> **MATERIAL PROVIDED**:

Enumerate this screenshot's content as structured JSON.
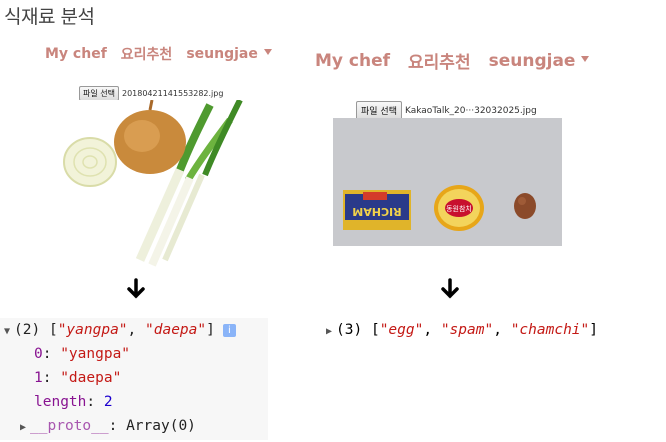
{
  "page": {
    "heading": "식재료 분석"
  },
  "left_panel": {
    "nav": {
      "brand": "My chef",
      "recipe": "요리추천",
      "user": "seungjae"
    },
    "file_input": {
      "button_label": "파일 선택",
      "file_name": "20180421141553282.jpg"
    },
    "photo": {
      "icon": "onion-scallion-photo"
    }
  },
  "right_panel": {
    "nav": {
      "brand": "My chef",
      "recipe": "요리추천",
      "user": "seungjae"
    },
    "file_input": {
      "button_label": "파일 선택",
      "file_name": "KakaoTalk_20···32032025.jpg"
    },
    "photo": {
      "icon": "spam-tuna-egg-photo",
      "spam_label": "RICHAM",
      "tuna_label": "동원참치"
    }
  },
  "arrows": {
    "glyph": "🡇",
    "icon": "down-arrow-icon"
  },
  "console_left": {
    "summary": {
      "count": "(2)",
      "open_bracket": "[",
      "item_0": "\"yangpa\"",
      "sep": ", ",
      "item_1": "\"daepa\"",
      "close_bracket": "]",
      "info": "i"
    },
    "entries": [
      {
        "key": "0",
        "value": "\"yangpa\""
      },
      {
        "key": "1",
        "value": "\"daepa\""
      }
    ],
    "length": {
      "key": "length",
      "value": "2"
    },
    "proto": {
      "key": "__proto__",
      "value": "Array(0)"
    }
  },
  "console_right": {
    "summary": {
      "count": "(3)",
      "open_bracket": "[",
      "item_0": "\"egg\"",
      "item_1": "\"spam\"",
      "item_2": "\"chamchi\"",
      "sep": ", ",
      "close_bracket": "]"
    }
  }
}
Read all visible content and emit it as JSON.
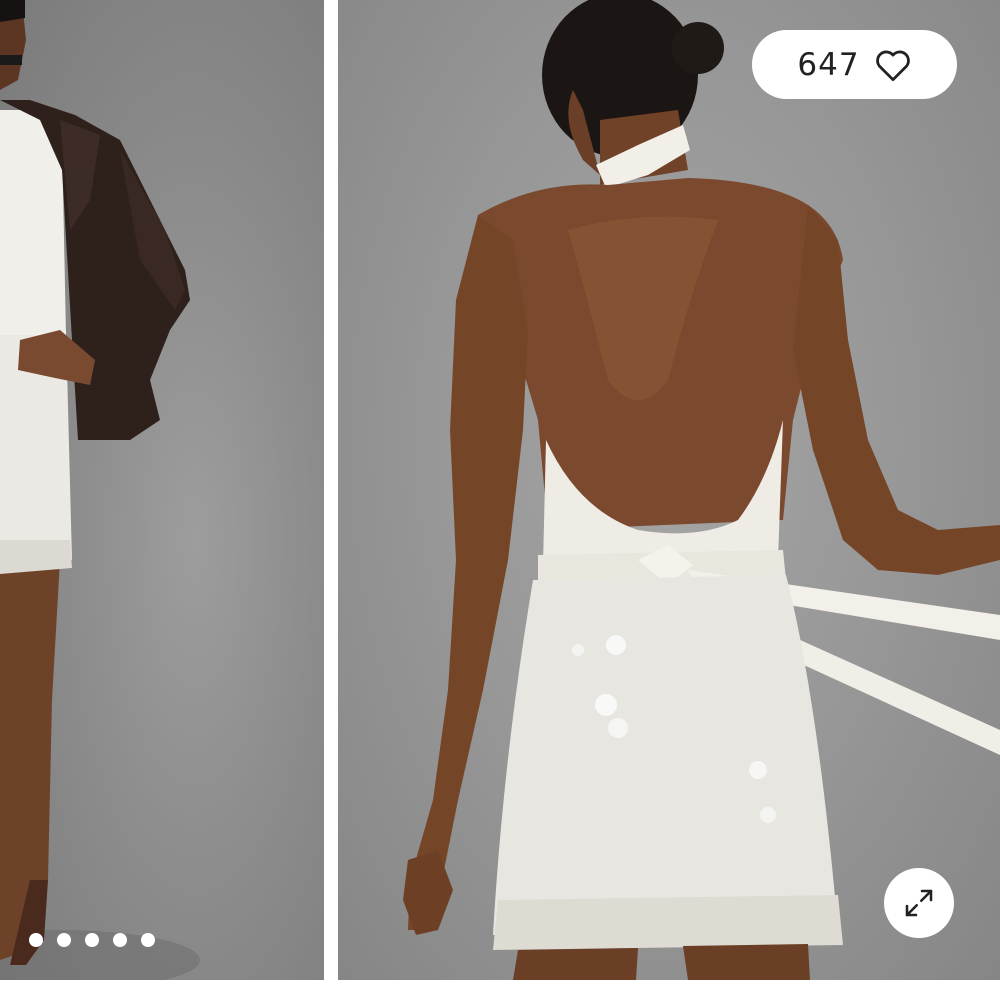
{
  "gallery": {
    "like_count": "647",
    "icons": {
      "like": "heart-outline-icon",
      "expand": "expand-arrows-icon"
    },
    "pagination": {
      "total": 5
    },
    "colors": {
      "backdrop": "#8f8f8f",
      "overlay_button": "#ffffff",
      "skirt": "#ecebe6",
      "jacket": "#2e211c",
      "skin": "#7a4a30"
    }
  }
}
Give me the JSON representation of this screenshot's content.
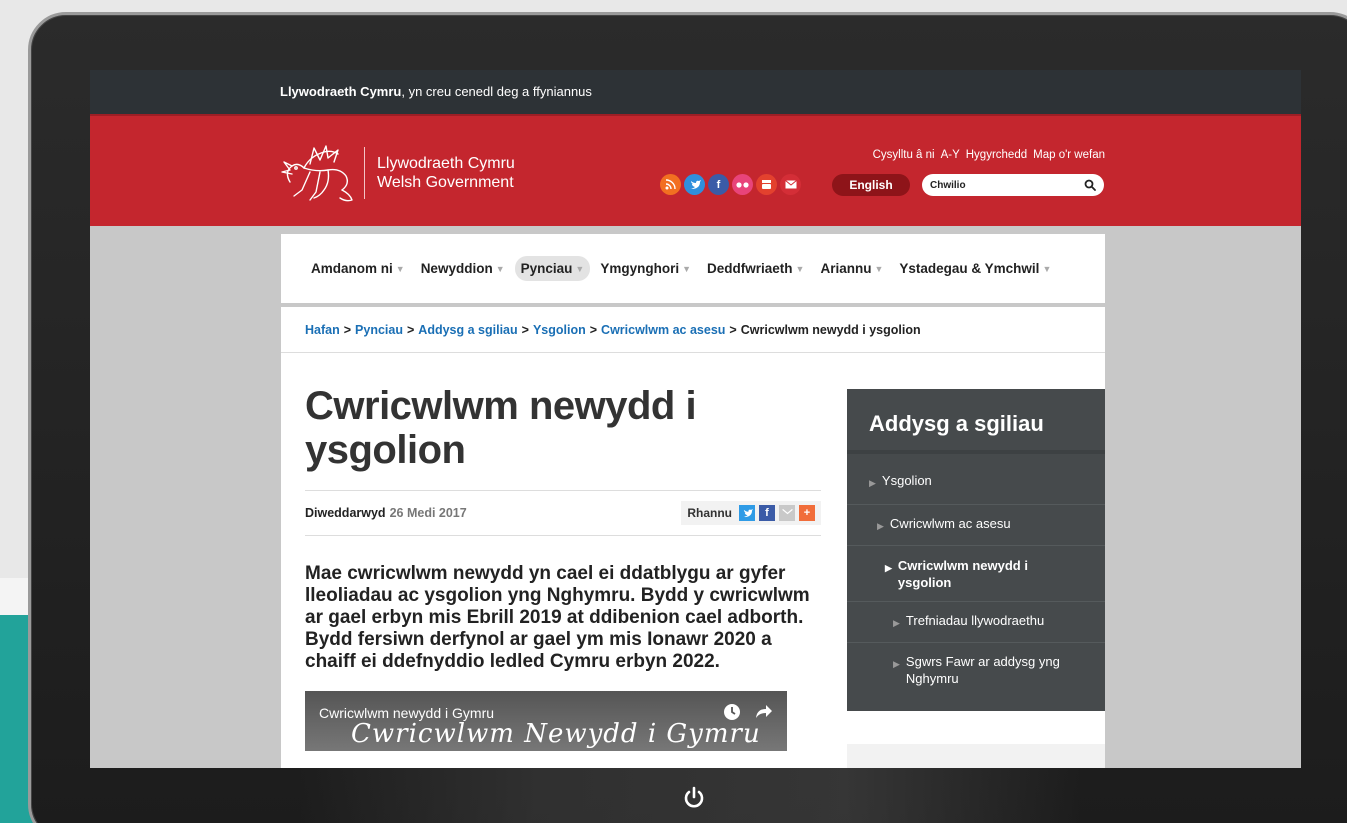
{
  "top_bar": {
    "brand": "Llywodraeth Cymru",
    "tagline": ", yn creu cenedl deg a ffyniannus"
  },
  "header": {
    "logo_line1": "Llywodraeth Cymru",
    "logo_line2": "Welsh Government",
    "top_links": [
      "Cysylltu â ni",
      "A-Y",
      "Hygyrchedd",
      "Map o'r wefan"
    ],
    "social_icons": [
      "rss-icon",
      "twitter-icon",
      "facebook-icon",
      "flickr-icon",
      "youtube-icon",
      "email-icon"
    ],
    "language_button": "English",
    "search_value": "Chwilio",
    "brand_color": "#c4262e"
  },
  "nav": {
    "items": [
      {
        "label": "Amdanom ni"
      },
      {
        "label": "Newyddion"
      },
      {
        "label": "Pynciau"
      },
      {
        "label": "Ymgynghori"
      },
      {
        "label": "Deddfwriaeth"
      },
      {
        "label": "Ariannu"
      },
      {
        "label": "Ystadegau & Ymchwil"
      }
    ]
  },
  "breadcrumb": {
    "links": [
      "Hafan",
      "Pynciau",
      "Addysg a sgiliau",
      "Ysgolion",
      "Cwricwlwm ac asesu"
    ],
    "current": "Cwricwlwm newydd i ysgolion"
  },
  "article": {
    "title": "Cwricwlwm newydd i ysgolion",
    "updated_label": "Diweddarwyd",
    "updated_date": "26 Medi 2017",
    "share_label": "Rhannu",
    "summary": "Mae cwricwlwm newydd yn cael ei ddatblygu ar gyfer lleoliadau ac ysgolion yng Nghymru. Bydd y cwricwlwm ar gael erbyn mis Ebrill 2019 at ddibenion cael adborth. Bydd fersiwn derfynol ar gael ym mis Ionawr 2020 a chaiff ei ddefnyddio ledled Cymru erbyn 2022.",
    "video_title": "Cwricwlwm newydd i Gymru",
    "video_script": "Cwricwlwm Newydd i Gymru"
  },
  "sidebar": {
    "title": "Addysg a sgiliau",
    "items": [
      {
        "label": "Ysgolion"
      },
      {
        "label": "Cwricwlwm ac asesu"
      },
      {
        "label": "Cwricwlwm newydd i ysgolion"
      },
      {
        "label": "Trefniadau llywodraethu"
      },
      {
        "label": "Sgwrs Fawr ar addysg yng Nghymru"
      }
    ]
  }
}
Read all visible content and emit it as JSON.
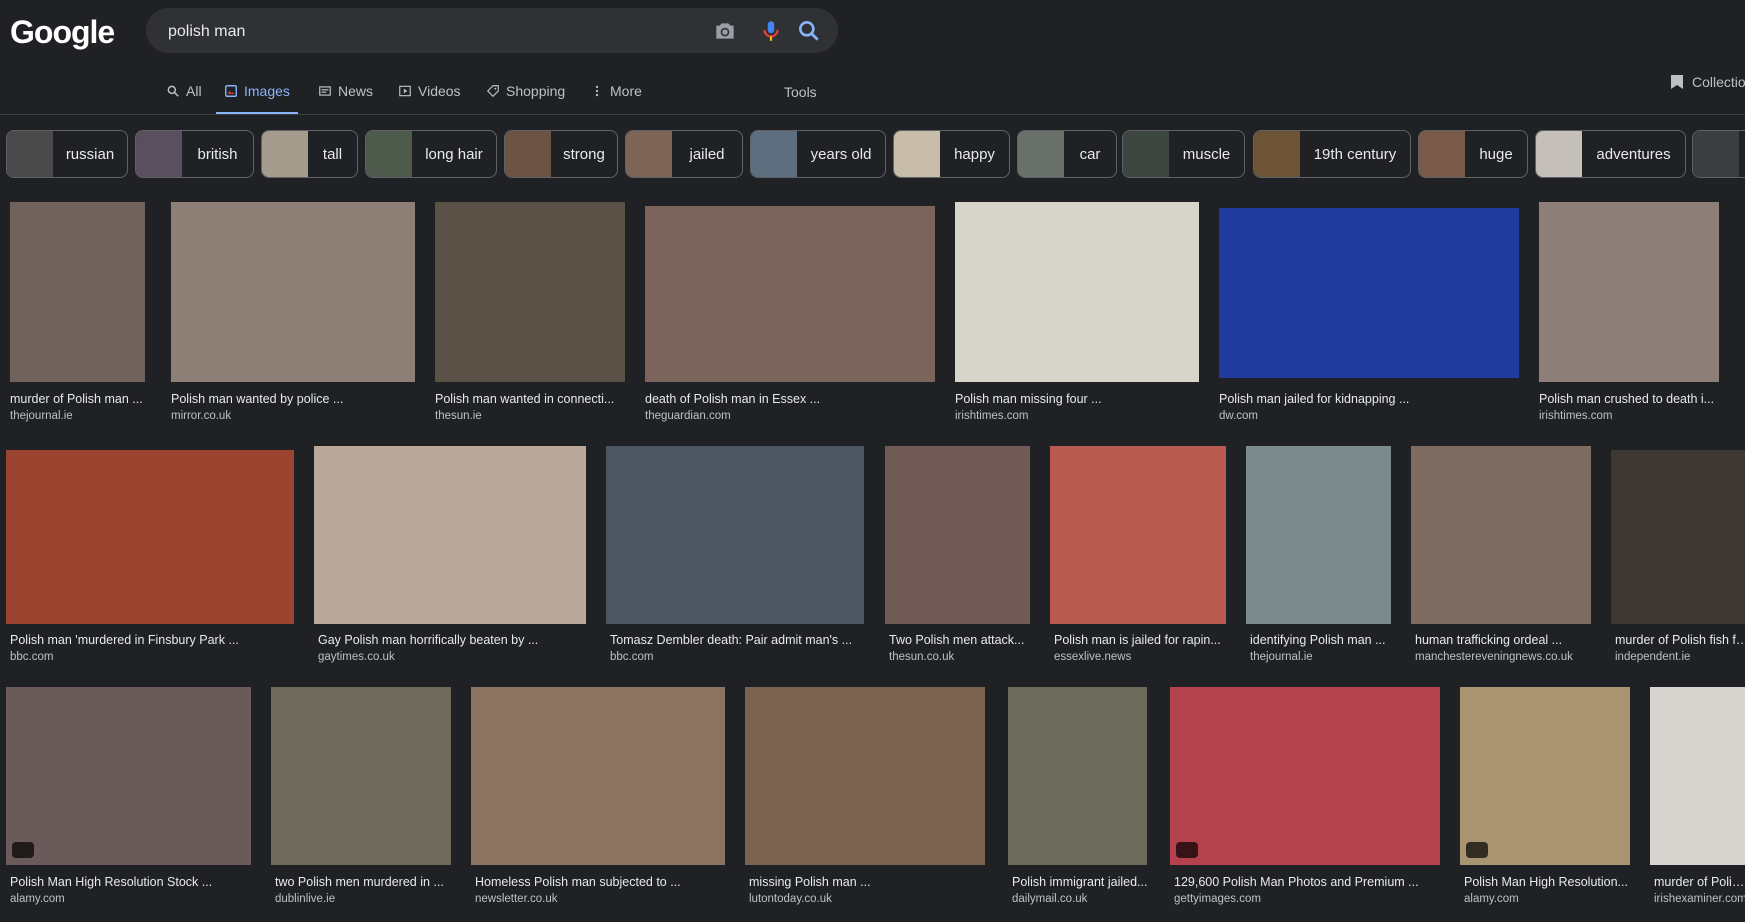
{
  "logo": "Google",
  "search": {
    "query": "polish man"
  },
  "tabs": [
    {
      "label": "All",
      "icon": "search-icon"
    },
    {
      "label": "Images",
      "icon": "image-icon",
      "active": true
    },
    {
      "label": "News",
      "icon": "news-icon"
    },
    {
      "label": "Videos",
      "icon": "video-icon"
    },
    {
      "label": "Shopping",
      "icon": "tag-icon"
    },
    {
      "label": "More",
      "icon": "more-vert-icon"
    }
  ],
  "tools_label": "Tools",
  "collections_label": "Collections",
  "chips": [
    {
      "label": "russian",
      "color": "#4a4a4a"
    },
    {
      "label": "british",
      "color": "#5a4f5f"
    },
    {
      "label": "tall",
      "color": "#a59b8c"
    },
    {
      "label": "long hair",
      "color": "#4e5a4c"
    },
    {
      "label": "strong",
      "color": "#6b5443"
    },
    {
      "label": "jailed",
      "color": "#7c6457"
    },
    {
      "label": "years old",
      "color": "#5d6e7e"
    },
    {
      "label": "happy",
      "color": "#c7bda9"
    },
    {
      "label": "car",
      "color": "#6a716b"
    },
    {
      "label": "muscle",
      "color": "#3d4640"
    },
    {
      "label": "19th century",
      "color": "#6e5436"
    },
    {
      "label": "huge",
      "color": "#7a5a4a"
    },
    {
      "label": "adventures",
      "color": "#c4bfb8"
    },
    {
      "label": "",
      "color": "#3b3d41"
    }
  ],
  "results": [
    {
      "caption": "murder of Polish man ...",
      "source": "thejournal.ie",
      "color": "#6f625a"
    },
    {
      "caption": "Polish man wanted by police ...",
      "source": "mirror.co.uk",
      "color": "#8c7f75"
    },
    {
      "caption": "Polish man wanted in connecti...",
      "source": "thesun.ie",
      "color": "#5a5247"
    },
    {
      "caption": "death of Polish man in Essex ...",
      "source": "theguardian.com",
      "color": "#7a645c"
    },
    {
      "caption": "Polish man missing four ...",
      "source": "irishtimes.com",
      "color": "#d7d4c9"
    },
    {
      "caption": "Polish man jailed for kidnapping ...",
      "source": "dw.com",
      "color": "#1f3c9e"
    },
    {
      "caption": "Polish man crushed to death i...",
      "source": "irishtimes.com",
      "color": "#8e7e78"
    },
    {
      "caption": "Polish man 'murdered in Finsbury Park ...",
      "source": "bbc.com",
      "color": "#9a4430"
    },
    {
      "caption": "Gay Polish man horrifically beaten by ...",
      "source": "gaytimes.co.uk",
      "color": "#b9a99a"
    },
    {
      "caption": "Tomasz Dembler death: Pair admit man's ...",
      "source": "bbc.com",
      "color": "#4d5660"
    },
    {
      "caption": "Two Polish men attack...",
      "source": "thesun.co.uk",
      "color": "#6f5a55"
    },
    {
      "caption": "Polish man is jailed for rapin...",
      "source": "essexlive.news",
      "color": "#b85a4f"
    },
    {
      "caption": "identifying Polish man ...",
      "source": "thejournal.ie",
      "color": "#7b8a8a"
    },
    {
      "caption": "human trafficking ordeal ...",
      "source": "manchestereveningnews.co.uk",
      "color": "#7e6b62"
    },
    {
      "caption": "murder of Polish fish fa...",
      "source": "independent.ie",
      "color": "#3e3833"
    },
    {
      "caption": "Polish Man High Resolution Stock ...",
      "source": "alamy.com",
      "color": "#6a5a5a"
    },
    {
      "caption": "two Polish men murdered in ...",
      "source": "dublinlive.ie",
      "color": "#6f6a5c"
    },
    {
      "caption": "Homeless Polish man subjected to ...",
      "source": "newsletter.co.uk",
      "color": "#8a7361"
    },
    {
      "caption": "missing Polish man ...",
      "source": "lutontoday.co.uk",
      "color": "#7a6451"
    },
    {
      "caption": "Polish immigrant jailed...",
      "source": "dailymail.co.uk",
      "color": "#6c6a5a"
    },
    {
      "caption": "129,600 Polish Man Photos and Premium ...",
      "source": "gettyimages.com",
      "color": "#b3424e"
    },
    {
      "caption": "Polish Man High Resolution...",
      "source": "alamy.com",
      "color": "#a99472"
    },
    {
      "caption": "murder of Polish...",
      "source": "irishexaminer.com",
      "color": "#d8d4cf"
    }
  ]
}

> **WHAT THIS TASK INVOLVES**: Show all lines from the records above where the word "wanted" occurs.

> **EXERCISE RESULT**:
      "caption": "Polish man wanted by police ...",
      "caption": "Polish man wanted in connecti...",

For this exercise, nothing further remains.